Write out the material exactly. Do not include the pictures.

(Records excerpted from a collection)

## start

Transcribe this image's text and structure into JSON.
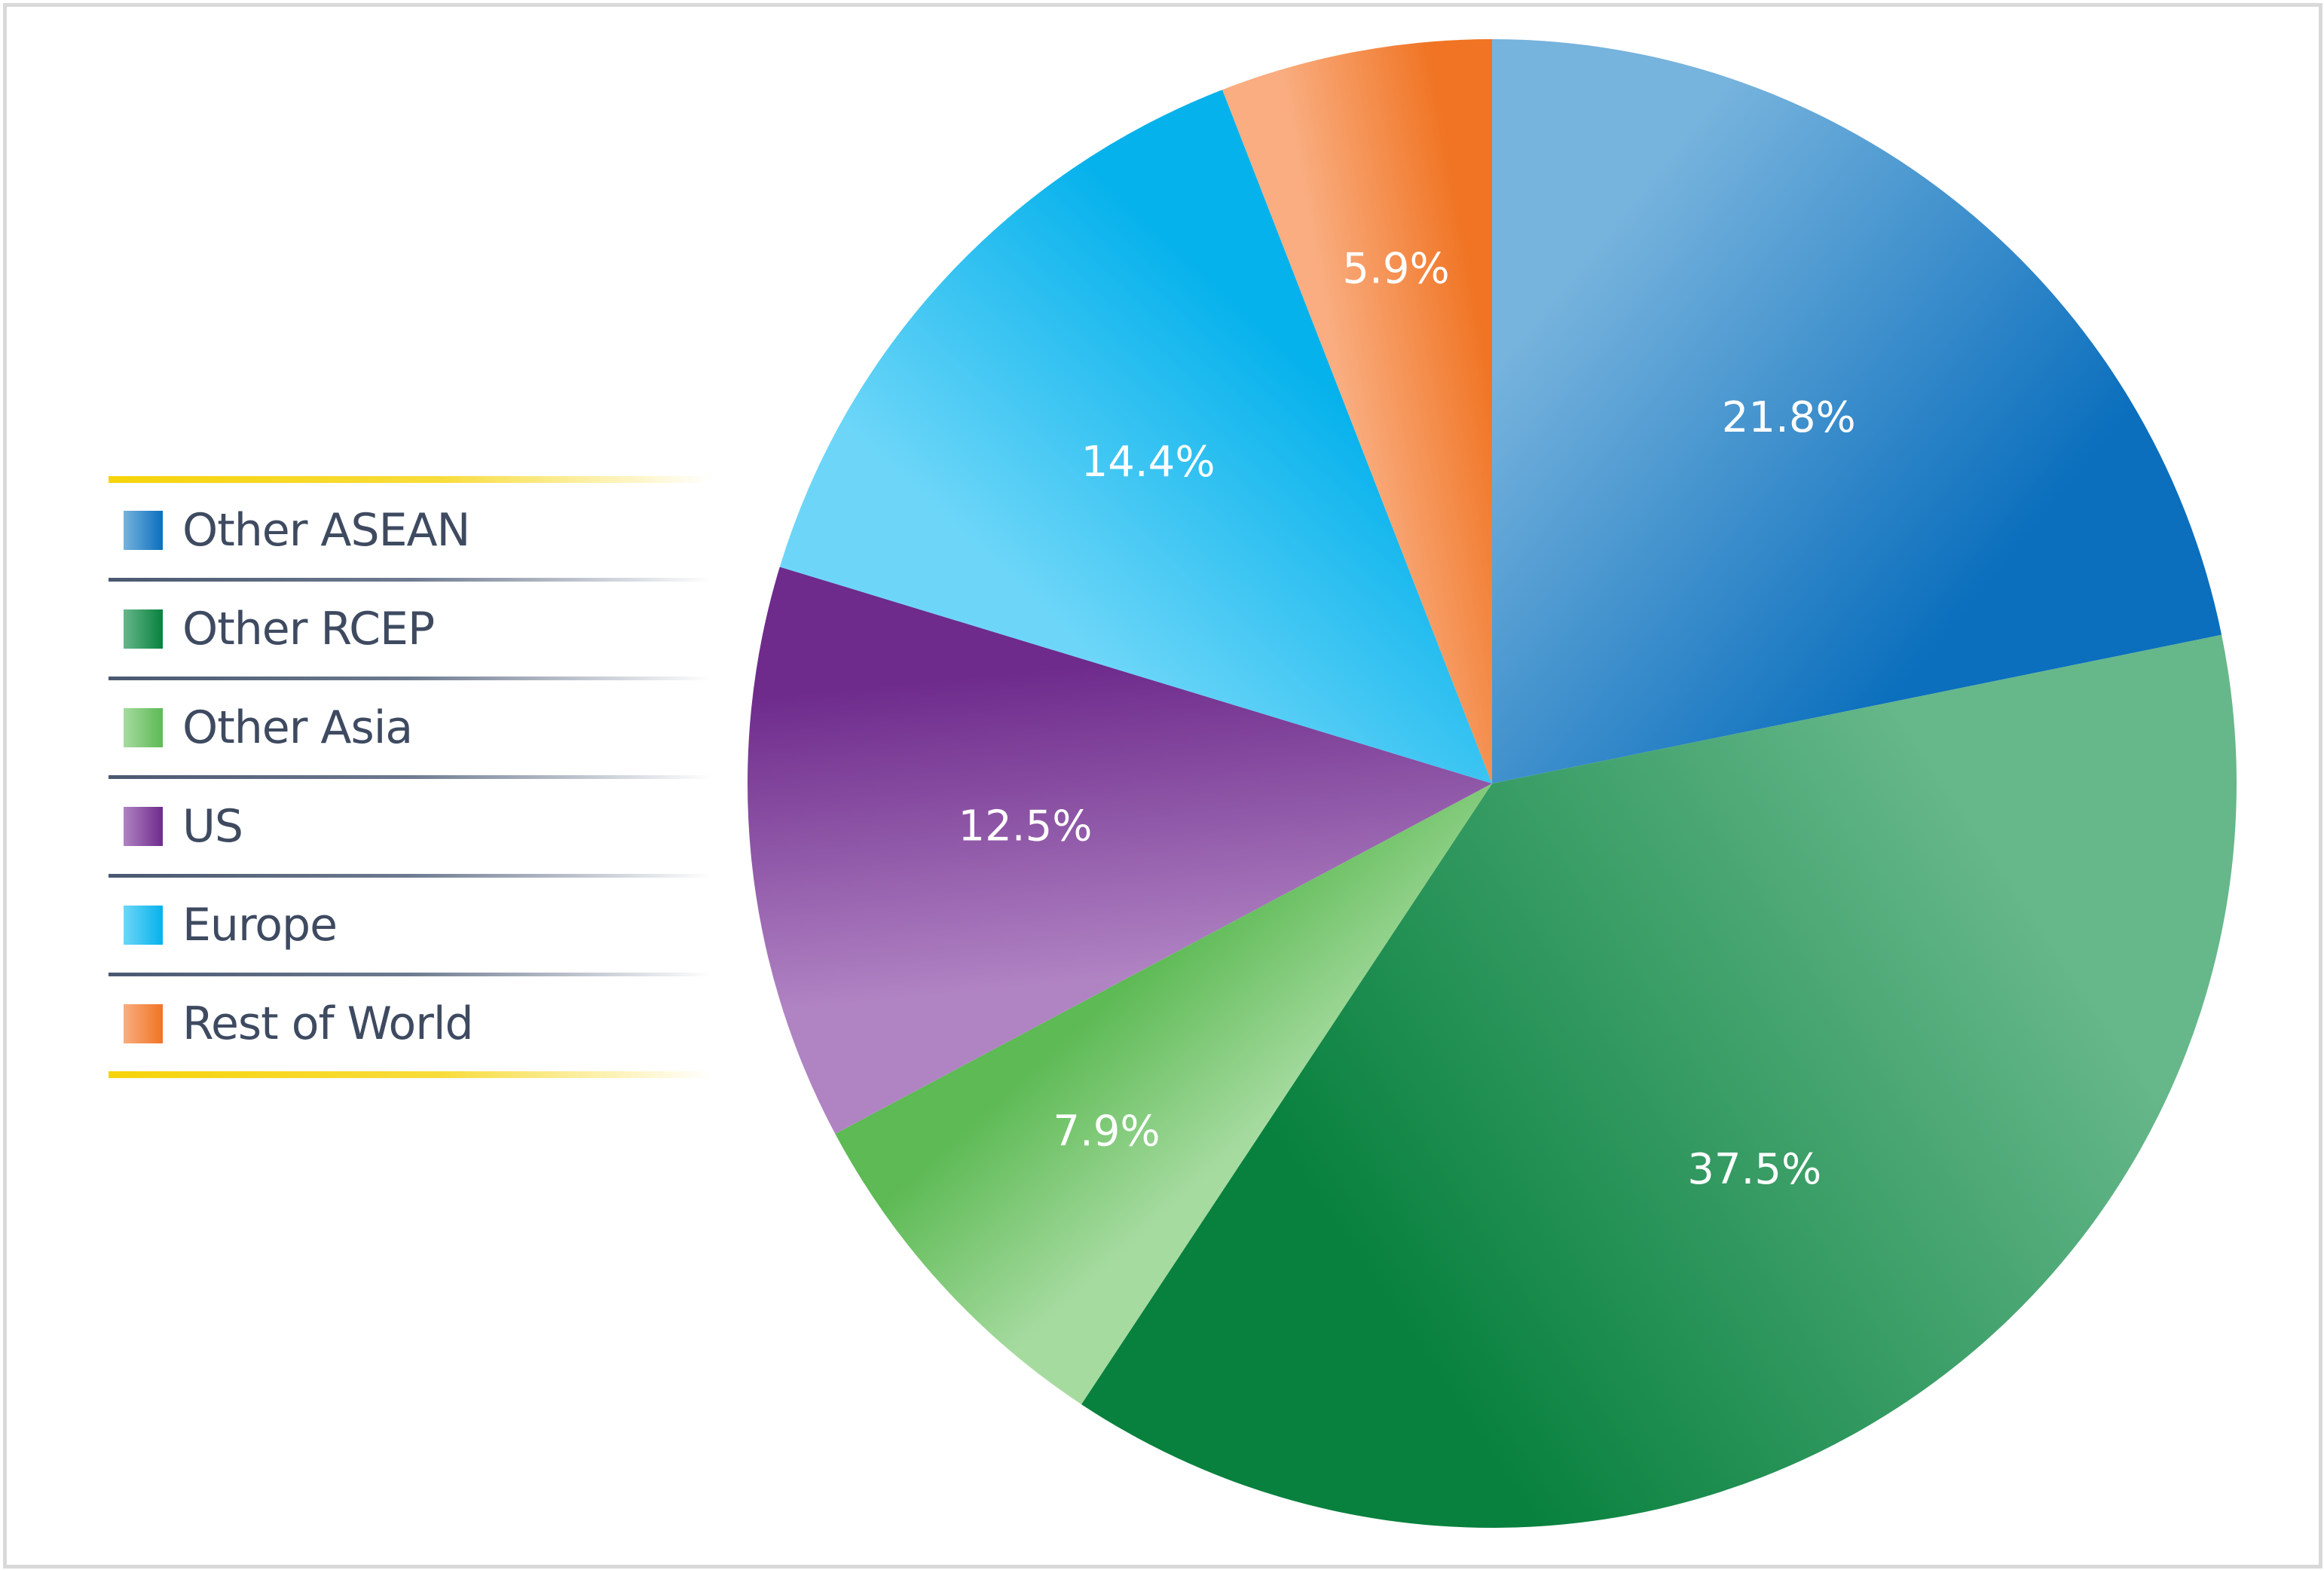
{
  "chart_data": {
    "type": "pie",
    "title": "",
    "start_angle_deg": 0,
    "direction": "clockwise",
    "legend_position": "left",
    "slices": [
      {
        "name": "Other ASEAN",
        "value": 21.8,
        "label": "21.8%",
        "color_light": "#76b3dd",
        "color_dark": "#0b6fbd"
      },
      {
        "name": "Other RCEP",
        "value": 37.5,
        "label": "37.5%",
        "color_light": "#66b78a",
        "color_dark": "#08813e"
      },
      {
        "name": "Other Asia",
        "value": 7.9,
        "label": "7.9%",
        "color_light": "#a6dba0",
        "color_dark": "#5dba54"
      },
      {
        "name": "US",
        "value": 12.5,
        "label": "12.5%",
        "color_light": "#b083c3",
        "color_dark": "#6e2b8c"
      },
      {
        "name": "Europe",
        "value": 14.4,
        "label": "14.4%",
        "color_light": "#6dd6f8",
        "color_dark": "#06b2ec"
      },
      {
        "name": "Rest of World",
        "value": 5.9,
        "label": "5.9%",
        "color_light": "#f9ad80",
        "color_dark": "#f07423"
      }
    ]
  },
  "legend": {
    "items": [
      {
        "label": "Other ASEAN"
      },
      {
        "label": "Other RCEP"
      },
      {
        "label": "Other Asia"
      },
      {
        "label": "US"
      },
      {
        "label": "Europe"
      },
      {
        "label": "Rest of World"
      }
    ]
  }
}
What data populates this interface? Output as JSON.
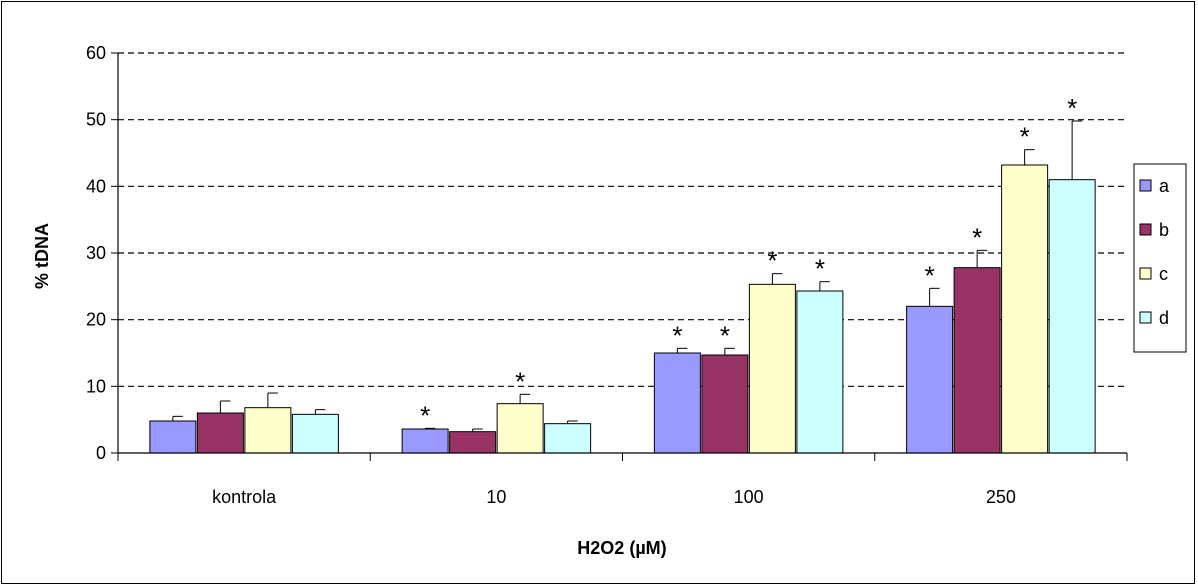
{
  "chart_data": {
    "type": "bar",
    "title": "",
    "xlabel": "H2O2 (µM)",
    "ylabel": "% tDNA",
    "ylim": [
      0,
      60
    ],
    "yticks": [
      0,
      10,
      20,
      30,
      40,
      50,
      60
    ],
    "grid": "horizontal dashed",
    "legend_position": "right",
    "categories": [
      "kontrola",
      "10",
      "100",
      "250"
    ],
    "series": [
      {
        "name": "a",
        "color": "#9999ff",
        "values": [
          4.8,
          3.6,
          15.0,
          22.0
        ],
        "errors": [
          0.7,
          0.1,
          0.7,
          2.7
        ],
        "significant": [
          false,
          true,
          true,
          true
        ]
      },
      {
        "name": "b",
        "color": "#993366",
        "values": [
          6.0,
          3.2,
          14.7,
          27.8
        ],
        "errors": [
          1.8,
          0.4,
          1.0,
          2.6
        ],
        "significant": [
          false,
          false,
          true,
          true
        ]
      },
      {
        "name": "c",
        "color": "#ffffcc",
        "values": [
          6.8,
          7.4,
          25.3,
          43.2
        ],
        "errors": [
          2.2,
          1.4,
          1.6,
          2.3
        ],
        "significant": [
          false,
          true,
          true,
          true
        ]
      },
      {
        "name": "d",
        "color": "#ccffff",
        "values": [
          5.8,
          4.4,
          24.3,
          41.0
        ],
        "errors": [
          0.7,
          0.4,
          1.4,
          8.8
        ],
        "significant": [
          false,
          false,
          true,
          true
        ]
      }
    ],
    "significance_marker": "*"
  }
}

## end

**Complete answer:**
Transcribe this image's text and structure into JSON.
{
  "chart_data": {
    "type": "pie",
    "title": "",
    "start_angle_deg": 0,
    "direction": "clockwise",
    "legend_position": "left",
    "slices": [
      {
        "name": "Other ASEAN",
        "value": 21.8,
        "label": "21.8%",
        "color_light": "#76b3dd",
        "color_dark": "#0b6fbd"
      },
      {
        "name": "Other RCEP",
        "value": 37.5,
        "label": "37.5%",
        "color_light": "#66b78a",
        "color_dark": "#08813e"
      },
      {
        "name": "Other Asia",
        "value": 7.9,
        "label": "7.9%",
        "color_light": "#a6dba0",
        "color_dark": "#5dba54"
      },
      {
        "name": "US",
        "value": 12.5,
        "label": "12.5%",
        "color_light": "#b083c3",
        "color_dark": "#6e2b8c"
      },
      {
        "name": "Europe",
        "value": 14.4,
        "label": "14.4%",
        "color_light": "#6dd6f8",
        "color_dark": "#06b2ec"
      },
      {
        "name": "Rest of World",
        "value": 5.9,
        "label": "5.9%",
        "color_light": "#f9ad80",
        "color_dark": "#f07423"
      }
    ]
  },
  "legend": {
    "items": [
      {
        "label": "Other ASEAN"
      },
      {
        "label": "Other RCEP"
      },
      {
        "label": "Other Asia"
      },
      {
        "label": "US"
      },
      {
        "label": "Europe"
      },
      {
        "label": "Rest of World"
      }
    ]
  }
}
What data populates this interface? Output as JSON.
{
  "chart_data": {
    "type": "bar",
    "title": "",
    "xlabel": "H2O2 (µM)",
    "ylabel": "% tDNA",
    "ylim": [
      0,
      60
    ],
    "yticks": [
      0,
      10,
      20,
      30,
      40,
      50,
      60
    ],
    "grid": "horizontal dashed",
    "legend_position": "right",
    "categories": [
      "kontrola",
      "10",
      "100",
      "250"
    ],
    "series": [
      {
        "name": "a",
        "color": "#9999ff",
        "values": [
          4.8,
          3.6,
          15.0,
          22.0
        ],
        "errors": [
          0.7,
          0.1,
          0.7,
          2.7
        ],
        "significant": [
          false,
          true,
          true,
          true
        ]
      },
      {
        "name": "b",
        "color": "#993366",
        "values": [
          6.0,
          3.2,
          14.7,
          27.8
        ],
        "errors": [
          1.8,
          0.4,
          1.0,
          2.6
        ],
        "significant": [
          false,
          false,
          true,
          true
        ]
      },
      {
        "name": "c",
        "color": "#ffffcc",
        "values": [
          6.8,
          7.4,
          25.3,
          43.2
        ],
        "errors": [
          2.2,
          1.4,
          1.6,
          2.3
        ],
        "significant": [
          false,
          true,
          true,
          true
        ]
      },
      {
        "name": "d",
        "color": "#ccffff",
        "values": [
          5.8,
          4.4,
          24.3,
          41.0
        ],
        "errors": [
          0.7,
          0.4,
          1.4,
          8.8
        ],
        "significant": [
          false,
          false,
          true,
          true
        ]
      }
    ],
    "significance_marker": "*"
  }
}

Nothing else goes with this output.